Dataset entries
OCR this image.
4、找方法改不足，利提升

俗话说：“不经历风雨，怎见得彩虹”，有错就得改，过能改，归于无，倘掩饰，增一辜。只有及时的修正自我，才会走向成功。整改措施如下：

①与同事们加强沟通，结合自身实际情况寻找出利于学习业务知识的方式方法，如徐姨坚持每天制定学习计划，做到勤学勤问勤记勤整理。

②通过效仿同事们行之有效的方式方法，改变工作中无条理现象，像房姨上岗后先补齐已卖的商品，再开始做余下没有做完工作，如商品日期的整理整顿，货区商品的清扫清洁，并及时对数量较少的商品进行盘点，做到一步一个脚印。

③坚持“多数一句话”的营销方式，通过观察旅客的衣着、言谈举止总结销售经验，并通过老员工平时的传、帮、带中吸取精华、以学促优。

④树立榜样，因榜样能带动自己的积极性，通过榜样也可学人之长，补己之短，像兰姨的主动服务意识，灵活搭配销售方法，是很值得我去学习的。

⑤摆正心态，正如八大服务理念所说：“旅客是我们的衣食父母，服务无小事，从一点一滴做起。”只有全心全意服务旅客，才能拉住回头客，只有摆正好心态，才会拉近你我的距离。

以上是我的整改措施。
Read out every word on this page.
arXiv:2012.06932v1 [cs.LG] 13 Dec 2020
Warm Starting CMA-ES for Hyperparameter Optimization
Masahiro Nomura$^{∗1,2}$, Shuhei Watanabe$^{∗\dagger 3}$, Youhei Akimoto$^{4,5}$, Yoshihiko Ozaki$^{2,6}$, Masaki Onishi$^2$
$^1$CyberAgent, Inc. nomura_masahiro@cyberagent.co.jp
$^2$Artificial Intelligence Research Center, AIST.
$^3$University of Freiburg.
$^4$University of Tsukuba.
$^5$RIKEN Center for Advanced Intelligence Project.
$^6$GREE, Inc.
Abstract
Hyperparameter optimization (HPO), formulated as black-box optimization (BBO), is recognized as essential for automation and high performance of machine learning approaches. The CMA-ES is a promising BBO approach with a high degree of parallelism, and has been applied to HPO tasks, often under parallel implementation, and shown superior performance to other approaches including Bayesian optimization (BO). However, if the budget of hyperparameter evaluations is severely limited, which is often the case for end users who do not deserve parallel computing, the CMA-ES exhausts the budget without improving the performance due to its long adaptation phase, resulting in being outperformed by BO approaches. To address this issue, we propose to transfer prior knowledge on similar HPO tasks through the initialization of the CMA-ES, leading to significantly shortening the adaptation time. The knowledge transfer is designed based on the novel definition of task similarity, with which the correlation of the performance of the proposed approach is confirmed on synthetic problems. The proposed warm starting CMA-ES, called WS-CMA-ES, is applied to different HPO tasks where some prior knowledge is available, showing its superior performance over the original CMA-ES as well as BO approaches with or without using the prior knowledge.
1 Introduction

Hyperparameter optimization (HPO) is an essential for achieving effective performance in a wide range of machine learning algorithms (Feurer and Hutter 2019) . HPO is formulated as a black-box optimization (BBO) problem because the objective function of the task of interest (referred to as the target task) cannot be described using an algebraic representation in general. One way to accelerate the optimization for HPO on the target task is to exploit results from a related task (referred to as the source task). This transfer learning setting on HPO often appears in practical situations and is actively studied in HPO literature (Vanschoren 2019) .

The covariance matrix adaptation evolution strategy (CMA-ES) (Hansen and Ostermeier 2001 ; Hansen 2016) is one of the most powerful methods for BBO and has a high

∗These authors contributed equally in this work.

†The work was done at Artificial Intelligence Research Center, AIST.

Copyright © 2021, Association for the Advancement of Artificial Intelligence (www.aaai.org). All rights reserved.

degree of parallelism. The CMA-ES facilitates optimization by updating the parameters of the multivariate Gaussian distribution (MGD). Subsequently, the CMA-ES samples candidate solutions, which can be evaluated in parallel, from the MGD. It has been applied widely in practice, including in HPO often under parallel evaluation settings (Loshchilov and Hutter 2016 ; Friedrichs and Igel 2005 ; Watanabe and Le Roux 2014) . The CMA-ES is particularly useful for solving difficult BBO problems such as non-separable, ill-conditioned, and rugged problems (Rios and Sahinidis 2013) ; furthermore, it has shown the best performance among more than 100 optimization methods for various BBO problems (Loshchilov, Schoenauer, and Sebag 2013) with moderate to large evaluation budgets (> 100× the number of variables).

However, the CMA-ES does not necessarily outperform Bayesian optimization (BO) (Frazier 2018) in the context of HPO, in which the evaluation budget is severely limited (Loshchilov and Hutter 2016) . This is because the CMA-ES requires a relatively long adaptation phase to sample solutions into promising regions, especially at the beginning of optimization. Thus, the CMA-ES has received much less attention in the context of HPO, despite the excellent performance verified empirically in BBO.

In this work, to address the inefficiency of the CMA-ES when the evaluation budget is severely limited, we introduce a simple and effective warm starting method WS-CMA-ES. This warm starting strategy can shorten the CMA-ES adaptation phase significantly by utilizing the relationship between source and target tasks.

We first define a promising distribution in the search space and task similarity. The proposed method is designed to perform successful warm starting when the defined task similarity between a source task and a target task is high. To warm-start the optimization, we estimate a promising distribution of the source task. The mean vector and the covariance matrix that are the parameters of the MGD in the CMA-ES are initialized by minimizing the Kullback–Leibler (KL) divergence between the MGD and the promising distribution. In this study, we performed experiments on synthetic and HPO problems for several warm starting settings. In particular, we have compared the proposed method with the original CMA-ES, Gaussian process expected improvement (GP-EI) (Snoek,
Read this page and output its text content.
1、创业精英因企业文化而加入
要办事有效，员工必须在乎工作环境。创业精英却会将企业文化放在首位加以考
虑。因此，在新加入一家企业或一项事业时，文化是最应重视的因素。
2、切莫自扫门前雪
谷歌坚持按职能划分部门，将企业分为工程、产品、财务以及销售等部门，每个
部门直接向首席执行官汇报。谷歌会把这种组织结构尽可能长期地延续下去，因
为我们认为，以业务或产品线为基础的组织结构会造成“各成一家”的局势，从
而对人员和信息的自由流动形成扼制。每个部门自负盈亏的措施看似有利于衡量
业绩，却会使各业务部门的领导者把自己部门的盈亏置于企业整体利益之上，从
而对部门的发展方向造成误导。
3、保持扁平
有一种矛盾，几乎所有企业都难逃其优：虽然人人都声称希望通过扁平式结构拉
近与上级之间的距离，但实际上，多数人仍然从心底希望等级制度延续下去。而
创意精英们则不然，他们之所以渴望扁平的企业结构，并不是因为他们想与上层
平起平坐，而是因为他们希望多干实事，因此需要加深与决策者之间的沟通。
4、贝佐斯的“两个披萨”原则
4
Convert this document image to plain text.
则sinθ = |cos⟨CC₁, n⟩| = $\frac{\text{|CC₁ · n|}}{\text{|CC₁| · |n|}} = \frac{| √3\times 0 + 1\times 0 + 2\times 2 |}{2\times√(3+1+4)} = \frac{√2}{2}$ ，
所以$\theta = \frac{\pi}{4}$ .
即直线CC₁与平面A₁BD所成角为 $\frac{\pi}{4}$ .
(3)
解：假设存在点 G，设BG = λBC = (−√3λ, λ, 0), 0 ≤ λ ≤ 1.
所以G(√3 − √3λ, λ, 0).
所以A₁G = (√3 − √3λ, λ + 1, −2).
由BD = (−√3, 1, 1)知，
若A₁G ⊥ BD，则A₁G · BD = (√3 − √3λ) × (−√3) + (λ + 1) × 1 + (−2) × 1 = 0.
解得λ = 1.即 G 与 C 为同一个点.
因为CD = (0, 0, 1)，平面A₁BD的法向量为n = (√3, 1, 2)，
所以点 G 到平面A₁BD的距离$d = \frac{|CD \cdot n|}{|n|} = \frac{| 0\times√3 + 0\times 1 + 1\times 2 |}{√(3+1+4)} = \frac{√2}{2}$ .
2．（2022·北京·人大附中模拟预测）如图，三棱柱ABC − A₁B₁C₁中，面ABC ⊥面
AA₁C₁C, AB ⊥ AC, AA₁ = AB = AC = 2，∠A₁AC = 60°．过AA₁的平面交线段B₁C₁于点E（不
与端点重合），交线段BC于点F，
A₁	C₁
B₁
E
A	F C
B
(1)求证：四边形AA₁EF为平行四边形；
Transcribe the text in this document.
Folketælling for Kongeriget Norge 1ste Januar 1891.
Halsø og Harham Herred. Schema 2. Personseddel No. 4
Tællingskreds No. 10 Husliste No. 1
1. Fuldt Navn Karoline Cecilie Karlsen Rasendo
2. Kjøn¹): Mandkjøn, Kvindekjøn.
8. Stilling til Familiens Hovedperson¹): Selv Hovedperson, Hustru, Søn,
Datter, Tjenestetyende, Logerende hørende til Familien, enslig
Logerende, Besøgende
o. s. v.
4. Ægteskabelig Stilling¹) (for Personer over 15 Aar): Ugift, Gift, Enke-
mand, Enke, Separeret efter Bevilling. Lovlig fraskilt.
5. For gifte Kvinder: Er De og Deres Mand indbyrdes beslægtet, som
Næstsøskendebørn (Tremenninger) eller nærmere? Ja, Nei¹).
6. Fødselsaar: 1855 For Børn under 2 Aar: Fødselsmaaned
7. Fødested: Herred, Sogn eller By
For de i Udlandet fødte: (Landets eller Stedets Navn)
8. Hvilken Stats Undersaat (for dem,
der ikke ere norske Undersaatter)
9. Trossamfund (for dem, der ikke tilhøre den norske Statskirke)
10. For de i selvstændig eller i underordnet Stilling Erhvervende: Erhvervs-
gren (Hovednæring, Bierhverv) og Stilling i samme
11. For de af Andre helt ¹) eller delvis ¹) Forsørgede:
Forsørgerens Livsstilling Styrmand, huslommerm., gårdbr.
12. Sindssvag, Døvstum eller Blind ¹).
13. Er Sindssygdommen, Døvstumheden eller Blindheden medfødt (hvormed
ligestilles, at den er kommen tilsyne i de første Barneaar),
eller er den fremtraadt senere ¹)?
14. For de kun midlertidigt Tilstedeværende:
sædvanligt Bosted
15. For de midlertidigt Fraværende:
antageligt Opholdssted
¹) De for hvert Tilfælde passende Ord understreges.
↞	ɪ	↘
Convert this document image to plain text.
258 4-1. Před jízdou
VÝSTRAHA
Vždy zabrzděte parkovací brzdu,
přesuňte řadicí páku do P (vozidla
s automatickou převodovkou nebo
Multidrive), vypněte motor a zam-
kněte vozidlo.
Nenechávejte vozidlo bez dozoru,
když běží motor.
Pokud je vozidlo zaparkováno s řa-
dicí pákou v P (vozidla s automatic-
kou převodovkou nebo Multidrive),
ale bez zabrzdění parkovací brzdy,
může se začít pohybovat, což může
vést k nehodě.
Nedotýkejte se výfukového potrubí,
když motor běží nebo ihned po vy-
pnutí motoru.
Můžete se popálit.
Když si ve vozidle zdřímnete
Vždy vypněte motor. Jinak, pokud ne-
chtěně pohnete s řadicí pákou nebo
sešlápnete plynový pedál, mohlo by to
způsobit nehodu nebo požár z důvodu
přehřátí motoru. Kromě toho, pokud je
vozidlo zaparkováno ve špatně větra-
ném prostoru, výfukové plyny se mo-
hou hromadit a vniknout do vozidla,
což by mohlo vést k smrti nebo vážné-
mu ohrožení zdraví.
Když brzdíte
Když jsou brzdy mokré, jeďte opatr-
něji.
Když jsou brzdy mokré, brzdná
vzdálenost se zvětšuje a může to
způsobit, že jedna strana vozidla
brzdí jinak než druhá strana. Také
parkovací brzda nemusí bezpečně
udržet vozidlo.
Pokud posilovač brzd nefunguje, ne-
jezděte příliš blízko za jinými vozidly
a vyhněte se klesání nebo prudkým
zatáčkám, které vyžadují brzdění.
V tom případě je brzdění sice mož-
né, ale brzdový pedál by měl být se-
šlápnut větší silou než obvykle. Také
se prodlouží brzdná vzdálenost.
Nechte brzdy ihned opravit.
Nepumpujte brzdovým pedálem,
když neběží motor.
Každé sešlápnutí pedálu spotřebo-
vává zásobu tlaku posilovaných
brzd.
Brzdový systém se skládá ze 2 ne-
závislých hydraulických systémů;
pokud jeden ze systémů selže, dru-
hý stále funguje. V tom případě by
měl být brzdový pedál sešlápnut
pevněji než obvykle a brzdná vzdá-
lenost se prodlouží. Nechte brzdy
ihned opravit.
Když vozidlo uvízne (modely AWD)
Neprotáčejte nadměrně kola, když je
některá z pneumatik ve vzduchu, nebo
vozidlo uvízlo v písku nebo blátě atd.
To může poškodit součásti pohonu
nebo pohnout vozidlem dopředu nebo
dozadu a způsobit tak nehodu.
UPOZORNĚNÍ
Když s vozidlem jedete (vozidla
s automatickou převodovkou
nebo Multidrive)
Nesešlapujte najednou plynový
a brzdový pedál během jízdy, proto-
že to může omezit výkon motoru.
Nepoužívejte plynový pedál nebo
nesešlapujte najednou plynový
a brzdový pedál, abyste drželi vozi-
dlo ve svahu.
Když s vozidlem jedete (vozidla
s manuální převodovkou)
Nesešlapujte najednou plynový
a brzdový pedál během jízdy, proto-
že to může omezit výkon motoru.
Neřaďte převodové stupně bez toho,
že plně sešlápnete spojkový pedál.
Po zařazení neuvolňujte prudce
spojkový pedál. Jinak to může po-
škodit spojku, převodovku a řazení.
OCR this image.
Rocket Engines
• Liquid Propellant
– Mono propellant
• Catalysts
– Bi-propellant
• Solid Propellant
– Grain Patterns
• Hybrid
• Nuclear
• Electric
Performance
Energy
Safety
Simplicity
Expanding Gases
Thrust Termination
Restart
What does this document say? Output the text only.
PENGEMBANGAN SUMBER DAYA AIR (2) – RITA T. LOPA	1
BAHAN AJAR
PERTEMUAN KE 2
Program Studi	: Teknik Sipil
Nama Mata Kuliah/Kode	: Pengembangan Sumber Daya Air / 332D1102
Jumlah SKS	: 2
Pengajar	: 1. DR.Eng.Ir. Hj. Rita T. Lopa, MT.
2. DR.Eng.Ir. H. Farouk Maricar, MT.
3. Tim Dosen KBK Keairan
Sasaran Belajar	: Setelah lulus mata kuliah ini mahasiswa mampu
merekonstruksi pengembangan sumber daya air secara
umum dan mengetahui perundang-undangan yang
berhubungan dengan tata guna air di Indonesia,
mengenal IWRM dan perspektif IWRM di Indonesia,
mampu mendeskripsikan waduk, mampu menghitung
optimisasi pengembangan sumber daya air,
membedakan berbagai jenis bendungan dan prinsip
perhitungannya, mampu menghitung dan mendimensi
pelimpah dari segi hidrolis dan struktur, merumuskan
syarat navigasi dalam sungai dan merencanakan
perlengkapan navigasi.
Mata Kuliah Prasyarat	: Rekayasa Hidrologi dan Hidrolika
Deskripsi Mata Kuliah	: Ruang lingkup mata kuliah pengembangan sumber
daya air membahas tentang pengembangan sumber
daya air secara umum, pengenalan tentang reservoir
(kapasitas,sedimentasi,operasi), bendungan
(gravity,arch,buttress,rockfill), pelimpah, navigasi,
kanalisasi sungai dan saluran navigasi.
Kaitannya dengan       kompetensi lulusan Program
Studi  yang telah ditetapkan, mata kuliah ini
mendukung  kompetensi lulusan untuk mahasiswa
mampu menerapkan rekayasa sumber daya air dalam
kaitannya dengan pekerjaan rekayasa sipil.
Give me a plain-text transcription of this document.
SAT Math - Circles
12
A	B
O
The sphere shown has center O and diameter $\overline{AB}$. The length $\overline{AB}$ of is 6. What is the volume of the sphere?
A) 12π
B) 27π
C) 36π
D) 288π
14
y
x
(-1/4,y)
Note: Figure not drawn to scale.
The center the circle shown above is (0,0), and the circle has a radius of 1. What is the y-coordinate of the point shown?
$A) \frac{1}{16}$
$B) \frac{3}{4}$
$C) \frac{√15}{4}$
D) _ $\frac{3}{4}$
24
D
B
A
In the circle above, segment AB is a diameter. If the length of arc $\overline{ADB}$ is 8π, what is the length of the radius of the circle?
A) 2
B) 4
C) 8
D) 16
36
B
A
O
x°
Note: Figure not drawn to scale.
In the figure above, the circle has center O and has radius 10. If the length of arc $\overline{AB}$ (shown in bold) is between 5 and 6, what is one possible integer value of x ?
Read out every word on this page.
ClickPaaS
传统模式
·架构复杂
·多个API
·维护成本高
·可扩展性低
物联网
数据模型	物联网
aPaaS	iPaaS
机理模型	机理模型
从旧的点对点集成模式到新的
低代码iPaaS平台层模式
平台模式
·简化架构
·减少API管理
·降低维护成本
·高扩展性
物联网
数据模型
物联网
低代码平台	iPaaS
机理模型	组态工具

Aim of the task
Say, as a single number and nothing more, how many lines of the entries contain the word "vozidla".

Exercise output
6